• _Task goal_
Wherever the word "panel" appears in a line, extract that line.

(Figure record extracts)
[Begin]
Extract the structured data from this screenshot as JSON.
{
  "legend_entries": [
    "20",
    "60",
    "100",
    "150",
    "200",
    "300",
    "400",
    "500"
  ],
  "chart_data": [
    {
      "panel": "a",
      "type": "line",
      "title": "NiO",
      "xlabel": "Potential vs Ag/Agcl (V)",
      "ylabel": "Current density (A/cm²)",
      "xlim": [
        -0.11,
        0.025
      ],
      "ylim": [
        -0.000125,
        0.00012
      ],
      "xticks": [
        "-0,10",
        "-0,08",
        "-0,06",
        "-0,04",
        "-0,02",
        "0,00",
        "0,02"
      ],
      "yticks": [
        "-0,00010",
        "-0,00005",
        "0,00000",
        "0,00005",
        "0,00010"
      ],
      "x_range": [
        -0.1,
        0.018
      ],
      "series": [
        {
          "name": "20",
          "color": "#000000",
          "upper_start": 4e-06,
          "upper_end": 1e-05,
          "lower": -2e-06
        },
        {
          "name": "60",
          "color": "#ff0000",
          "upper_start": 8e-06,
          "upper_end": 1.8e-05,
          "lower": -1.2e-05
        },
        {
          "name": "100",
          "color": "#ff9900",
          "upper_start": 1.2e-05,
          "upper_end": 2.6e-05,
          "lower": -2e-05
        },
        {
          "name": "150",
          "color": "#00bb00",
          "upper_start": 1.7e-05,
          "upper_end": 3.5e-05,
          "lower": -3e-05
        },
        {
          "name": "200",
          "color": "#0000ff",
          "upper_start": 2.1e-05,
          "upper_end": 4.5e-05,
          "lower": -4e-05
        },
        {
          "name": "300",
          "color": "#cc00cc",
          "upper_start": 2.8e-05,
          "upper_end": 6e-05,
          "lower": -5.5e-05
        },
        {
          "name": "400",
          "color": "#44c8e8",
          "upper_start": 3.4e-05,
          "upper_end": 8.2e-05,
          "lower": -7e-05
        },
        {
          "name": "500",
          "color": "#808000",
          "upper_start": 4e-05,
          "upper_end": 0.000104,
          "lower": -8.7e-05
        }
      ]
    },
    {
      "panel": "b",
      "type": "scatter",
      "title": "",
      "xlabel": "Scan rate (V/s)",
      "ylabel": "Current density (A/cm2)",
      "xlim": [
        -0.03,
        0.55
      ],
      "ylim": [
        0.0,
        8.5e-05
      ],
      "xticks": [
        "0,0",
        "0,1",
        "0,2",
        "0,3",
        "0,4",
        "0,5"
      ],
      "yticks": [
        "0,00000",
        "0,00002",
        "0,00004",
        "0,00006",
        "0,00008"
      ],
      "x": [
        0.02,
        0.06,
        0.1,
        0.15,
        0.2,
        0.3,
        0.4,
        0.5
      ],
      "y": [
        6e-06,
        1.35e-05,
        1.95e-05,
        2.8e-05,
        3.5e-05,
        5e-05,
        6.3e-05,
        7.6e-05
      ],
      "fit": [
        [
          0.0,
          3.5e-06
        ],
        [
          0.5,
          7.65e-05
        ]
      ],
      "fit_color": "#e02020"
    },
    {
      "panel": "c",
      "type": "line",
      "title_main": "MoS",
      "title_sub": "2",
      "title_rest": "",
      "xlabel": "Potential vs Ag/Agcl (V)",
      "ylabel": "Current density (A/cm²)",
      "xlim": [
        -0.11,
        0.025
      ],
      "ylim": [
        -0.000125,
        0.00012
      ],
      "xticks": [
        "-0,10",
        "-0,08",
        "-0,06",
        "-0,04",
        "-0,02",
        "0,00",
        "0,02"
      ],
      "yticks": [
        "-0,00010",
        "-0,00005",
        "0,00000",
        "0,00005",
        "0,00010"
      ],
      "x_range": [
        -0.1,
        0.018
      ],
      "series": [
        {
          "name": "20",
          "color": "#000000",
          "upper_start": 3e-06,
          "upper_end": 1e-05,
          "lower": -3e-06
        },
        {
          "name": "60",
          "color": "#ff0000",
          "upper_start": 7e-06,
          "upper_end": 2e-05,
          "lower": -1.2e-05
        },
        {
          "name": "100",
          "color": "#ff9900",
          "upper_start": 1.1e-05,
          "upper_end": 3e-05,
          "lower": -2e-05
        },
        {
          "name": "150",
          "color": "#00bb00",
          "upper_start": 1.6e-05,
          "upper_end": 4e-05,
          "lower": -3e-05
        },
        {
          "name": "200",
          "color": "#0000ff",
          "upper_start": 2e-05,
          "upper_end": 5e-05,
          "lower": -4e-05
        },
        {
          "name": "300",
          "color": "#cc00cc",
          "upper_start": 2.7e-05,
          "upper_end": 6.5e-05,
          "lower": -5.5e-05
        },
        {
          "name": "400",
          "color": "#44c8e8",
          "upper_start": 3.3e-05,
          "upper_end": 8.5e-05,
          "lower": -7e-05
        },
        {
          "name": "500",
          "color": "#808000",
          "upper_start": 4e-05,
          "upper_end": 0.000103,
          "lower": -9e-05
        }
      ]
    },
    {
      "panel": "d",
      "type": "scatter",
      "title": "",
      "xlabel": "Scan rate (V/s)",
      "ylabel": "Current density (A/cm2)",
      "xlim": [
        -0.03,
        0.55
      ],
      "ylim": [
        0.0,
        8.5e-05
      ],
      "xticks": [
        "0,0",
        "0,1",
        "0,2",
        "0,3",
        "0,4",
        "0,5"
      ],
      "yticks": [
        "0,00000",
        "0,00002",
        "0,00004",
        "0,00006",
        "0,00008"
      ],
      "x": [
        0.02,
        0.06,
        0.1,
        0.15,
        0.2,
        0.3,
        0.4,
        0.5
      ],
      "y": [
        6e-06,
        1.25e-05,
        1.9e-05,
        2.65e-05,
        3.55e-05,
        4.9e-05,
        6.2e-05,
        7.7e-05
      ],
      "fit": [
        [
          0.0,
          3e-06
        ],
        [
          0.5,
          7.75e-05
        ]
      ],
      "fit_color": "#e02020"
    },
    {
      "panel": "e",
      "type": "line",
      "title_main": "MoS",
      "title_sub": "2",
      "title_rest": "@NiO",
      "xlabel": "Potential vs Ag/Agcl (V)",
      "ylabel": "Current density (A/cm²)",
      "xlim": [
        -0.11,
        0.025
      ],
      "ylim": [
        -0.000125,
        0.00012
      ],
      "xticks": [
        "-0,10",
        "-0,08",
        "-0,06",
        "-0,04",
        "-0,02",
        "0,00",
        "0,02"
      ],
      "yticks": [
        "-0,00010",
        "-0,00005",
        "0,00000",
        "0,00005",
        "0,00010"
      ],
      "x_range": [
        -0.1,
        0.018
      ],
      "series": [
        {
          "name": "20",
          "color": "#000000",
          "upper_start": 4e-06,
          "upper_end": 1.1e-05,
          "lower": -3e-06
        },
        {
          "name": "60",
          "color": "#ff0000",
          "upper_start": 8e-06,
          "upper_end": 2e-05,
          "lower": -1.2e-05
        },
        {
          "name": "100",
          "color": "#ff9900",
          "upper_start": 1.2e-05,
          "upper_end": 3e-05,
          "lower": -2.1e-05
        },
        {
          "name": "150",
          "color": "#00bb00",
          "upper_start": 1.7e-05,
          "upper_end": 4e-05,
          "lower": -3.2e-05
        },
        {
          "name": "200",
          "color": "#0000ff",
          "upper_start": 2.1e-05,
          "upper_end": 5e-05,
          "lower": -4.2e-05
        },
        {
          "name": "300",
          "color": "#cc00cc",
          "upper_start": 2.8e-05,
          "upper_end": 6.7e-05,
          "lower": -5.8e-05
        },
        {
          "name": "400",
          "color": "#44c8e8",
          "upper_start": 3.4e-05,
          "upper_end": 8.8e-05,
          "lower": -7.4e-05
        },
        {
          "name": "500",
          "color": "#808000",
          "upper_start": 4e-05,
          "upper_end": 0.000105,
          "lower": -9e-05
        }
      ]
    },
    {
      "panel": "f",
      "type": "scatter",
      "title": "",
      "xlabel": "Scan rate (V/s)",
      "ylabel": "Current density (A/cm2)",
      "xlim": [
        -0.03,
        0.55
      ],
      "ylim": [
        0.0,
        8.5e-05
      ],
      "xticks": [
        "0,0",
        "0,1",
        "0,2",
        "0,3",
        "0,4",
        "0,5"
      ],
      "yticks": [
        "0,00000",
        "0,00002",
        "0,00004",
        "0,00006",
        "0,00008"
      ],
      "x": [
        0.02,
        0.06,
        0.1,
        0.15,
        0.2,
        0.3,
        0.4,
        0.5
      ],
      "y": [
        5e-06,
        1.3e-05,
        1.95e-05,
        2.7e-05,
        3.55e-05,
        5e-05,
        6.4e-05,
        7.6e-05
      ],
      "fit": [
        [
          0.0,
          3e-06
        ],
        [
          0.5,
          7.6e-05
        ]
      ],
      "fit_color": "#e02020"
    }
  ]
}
[End]
• _Answer for the task_
      "panel": "a",
      "panel": "b",
      "panel": "c",
      "panel": "d",
      "panel": "e",
      "panel": "f",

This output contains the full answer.